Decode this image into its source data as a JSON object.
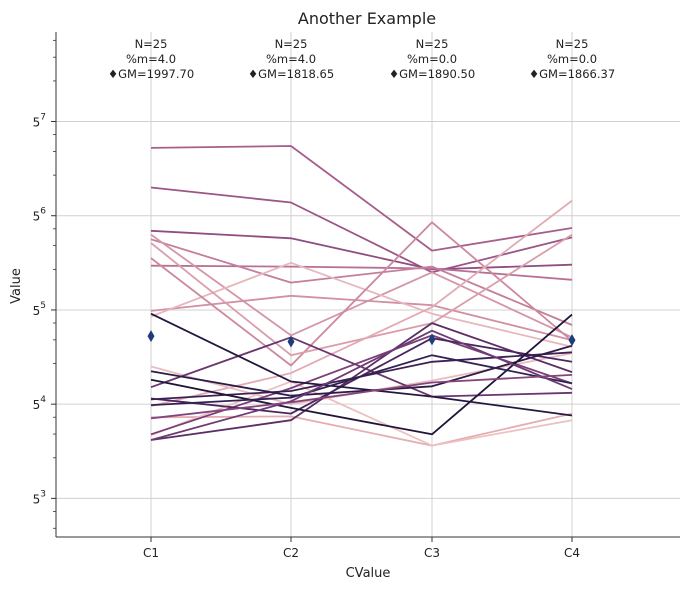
{
  "chart_data": {
    "type": "line",
    "title": "Another Example",
    "xlabel": "CValue",
    "ylabel": "Value",
    "y_scale": "log base 5",
    "ylim_exponent": [
      2.59,
      7.95
    ],
    "grid": true,
    "categories": [
      "C1",
      "C2",
      "C3",
      "C4"
    ],
    "y_ticks": [
      {
        "base": "5",
        "exp": "3",
        "exponent": 3
      },
      {
        "base": "5",
        "exp": "4",
        "exponent": 4
      },
      {
        "base": "5",
        "exp": "5",
        "exponent": 5
      },
      {
        "base": "5",
        "exp": "6",
        "exponent": 6
      },
      {
        "base": "5",
        "exp": "7",
        "exponent": 7
      }
    ],
    "annotations": [
      {
        "n": "N=25",
        "pct": "%m=4.0",
        "gm": "♦GM=1997.70"
      },
      {
        "n": "N=25",
        "pct": "%m=4.0",
        "gm": "♦GM=1818.65"
      },
      {
        "n": "N=25",
        "pct": "%m=0.0",
        "gm": "♦GM=1890.50"
      },
      {
        "n": "N=25",
        "pct": "%m=0.0",
        "gm": "♦GM=1866.37"
      }
    ],
    "geometric_means": [
      1997.7,
      1818.65,
      1890.5,
      1866.37
    ],
    "marker_color": "#1f3d7a",
    "series_exponents": [
      {
        "color": "#a75e8a",
        "values": [
          6.72,
          6.74,
          5.63,
          5.87
        ]
      },
      {
        "color": "#9c5585",
        "values": [
          6.3,
          6.14,
          5.4,
          5.77
        ]
      },
      {
        "color": "#8f4d80",
        "values": [
          5.84,
          5.76,
          5.43,
          5.48
        ]
      },
      {
        "color": "#b87195",
        "values": [
          5.47,
          5.46,
          5.44,
          5.32
        ]
      },
      {
        "color": "#c47d9a",
        "values": [
          5.75,
          5.29,
          5.46,
          4.84
        ]
      },
      {
        "color": "#d595a7",
        "values": [
          5.8,
          4.73,
          5.4,
          4.71
        ]
      },
      {
        "color": "#d190a4",
        "values": [
          4.99,
          5.15,
          5.05,
          4.68
        ]
      },
      {
        "color": "#e6b7bc",
        "values": [
          4.93,
          5.5,
          4.96,
          4.61
        ]
      },
      {
        "color": "#cc889f",
        "values": [
          5.55,
          4.41,
          5.93,
          4.67
        ]
      },
      {
        "color": "#d99ea9",
        "values": [
          5.71,
          4.52,
          4.86,
          5.8
        ]
      },
      {
        "color": "#e2abb4",
        "values": [
          3.98,
          4.33,
          5.03,
          6.16
        ]
      },
      {
        "color": "#e9bcbd",
        "values": [
          4.4,
          4.0,
          4.25,
          4.54
        ]
      },
      {
        "color": "#e5acb1",
        "values": [
          3.86,
          3.87,
          3.56,
          3.9
        ]
      },
      {
        "color": "#ecc1c2",
        "values": [
          3.67,
          4.24,
          3.56,
          3.83
        ]
      },
      {
        "color": "#6a3570",
        "values": [
          4.18,
          4.71,
          4.08,
          4.12
        ]
      },
      {
        "color": "#7a3f78",
        "values": [
          3.68,
          4.17,
          4.73,
          4.22
        ]
      },
      {
        "color": "#5b2e66",
        "values": [
          3.62,
          3.83,
          4.86,
          4.34
        ]
      },
      {
        "color": "#4b265d",
        "values": [
          4.06,
          3.9,
          4.7,
          4.45
        ]
      },
      {
        "color": "#3d2153",
        "values": [
          4.05,
          4.14,
          4.45,
          4.55
        ]
      },
      {
        "color": "#2d1b49",
        "values": [
          4.35,
          4.09,
          4.19,
          4.62
        ]
      },
      {
        "color": "#251740",
        "values": [
          4.96,
          4.24,
          4.08,
          3.88
        ]
      },
      {
        "color": "#1f1538",
        "values": [
          4.26,
          3.96,
          3.68,
          4.95
        ]
      },
      {
        "color": "#332052",
        "values": [
          3.99,
          4.07,
          4.52,
          4.22
        ]
      },
      {
        "color": "#6e3a74",
        "values": [
          3.62,
          4.03,
          4.78,
          4.16
        ]
      },
      {
        "color": "#84457c",
        "values": [
          3.85,
          4.02,
          4.23,
          4.31
        ]
      }
    ]
  }
}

- _WHAT THE EXERCISE ASKS_
Return every line of the records exactly as given, pictures excluded.

- _FINISHED EXERCISE_
Decode this image into its source data as a JSON object.
{
  "chart_data": {
    "type": "line",
    "title": "Another Example",
    "xlabel": "CValue",
    "ylabel": "Value",
    "y_scale": "log base 5",
    "ylim_exponent": [
      2.59,
      7.95
    ],
    "grid": true,
    "categories": [
      "C1",
      "C2",
      "C3",
      "C4"
    ],
    "y_ticks": [
      {
        "base": "5",
        "exp": "3",
        "exponent": 3
      },
      {
        "base": "5",
        "exp": "4",
        "exponent": 4
      },
      {
        "base": "5",
        "exp": "5",
        "exponent": 5
      },
      {
        "base": "5",
        "exp": "6",
        "exponent": 6
      },
      {
        "base": "5",
        "exp": "7",
        "exponent": 7
      }
    ],
    "annotations": [
      {
        "n": "N=25",
        "pct": "%m=4.0",
        "gm": "♦GM=1997.70"
      },
      {
        "n": "N=25",
        "pct": "%m=4.0",
        "gm": "♦GM=1818.65"
      },
      {
        "n": "N=25",
        "pct": "%m=0.0",
        "gm": "♦GM=1890.50"
      },
      {
        "n": "N=25",
        "pct": "%m=0.0",
        "gm": "♦GM=1866.37"
      }
    ],
    "geometric_means": [
      1997.7,
      1818.65,
      1890.5,
      1866.37
    ],
    "marker_color": "#1f3d7a",
    "series_exponents": [
      {
        "color": "#a75e8a",
        "values": [
          6.72,
          6.74,
          5.63,
          5.87
        ]
      },
      {
        "color": "#9c5585",
        "values": [
          6.3,
          6.14,
          5.4,
          5.77
        ]
      },
      {
        "color": "#8f4d80",
        "values": [
          5.84,
          5.76,
          5.43,
          5.48
        ]
      },
      {
        "color": "#b87195",
        "values": [
          5.47,
          5.46,
          5.44,
          5.32
        ]
      },
      {
        "color": "#c47d9a",
        "values": [
          5.75,
          5.29,
          5.46,
          4.84
        ]
      },
      {
        "color": "#d595a7",
        "values": [
          5.8,
          4.73,
          5.4,
          4.71
        ]
      },
      {
        "color": "#d190a4",
        "values": [
          4.99,
          5.15,
          5.05,
          4.68
        ]
      },
      {
        "color": "#e6b7bc",
        "values": [
          4.93,
          5.5,
          4.96,
          4.61
        ]
      },
      {
        "color": "#cc889f",
        "values": [
          5.55,
          4.41,
          5.93,
          4.67
        ]
      },
      {
        "color": "#d99ea9",
        "values": [
          5.71,
          4.52,
          4.86,
          5.8
        ]
      },
      {
        "color": "#e2abb4",
        "values": [
          3.98,
          4.33,
          5.03,
          6.16
        ]
      },
      {
        "color": "#e9bcbd",
        "values": [
          4.4,
          4.0,
          4.25,
          4.54
        ]
      },
      {
        "color": "#e5acb1",
        "values": [
          3.86,
          3.87,
          3.56,
          3.9
        ]
      },
      {
        "color": "#ecc1c2",
        "values": [
          3.67,
          4.24,
          3.56,
          3.83
        ]
      },
      {
        "color": "#6a3570",
        "values": [
          4.18,
          4.71,
          4.08,
          4.12
        ]
      },
      {
        "color": "#7a3f78",
        "values": [
          3.68,
          4.17,
          4.73,
          4.22
        ]
      },
      {
        "color": "#5b2e66",
        "values": [
          3.62,
          3.83,
          4.86,
          4.34
        ]
      },
      {
        "color": "#4b265d",
        "values": [
          4.06,
          3.9,
          4.7,
          4.45
        ]
      },
      {
        "color": "#3d2153",
        "values": [
          4.05,
          4.14,
          4.45,
          4.55
        ]
      },
      {
        "color": "#2d1b49",
        "values": [
          4.35,
          4.09,
          4.19,
          4.62
        ]
      },
      {
        "color": "#251740",
        "values": [
          4.96,
          4.24,
          4.08,
          3.88
        ]
      },
      {
        "color": "#1f1538",
        "values": [
          4.26,
          3.96,
          3.68,
          4.95
        ]
      },
      {
        "color": "#332052",
        "values": [
          3.99,
          4.07,
          4.52,
          4.22
        ]
      },
      {
        "color": "#6e3a74",
        "values": [
          3.62,
          4.03,
          4.78,
          4.16
        ]
      },
      {
        "color": "#84457c",
        "values": [
          3.85,
          4.02,
          4.23,
          4.31
        ]
      }
    ]
  }
}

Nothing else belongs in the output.